▶ **OBJECTIVE**: Write out every record below exactly as it appears.

Stored data
[start]

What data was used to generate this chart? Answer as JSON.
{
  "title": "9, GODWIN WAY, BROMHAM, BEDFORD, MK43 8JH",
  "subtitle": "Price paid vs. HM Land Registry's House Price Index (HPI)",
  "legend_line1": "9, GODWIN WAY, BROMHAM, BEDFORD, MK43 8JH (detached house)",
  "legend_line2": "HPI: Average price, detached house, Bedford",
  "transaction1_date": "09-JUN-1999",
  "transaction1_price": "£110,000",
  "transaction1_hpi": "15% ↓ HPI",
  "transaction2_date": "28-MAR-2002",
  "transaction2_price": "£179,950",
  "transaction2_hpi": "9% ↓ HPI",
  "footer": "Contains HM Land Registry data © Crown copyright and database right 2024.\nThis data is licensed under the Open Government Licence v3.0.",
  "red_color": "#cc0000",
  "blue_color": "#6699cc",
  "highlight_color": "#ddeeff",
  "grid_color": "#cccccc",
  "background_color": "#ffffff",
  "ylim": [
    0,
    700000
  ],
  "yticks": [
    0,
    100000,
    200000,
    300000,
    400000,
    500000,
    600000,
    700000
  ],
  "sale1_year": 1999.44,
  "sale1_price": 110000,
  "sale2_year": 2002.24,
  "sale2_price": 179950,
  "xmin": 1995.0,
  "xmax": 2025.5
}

[end]

▶ **RESPONSE TO THIS TASK**:
What data was used to generate this chart? Answer as JSON.
{
  "title": "9, GODWIN WAY, BROMHAM, BEDFORD, MK43 8JH",
  "subtitle": "Price paid vs. HM Land Registry's House Price Index (HPI)",
  "legend_line1": "9, GODWIN WAY, BROMHAM, BEDFORD, MK43 8JH (detached house)",
  "legend_line2": "HPI: Average price, detached house, Bedford",
  "transaction1_date": "09-JUN-1999",
  "transaction1_price": "£110,000",
  "transaction1_hpi": "15% ↓ HPI",
  "transaction2_date": "28-MAR-2002",
  "transaction2_price": "£179,950",
  "transaction2_hpi": "9% ↓ HPI",
  "footer": "Contains HM Land Registry data © Crown copyright and database right 2024.\nThis data is licensed under the Open Government Licence v3.0.",
  "red_color": "#cc0000",
  "blue_color": "#6699cc",
  "highlight_color": "#ddeeff",
  "grid_color": "#cccccc",
  "background_color": "#ffffff",
  "ylim": [
    0,
    700000
  ],
  "yticks": [
    0,
    100000,
    200000,
    300000,
    400000,
    500000,
    600000,
    700000
  ],
  "sale1_year": 1999.44,
  "sale1_price": 110000,
  "sale2_year": 2002.24,
  "sale2_price": 179950,
  "xmin": 1995.0,
  "xmax": 2025.5
}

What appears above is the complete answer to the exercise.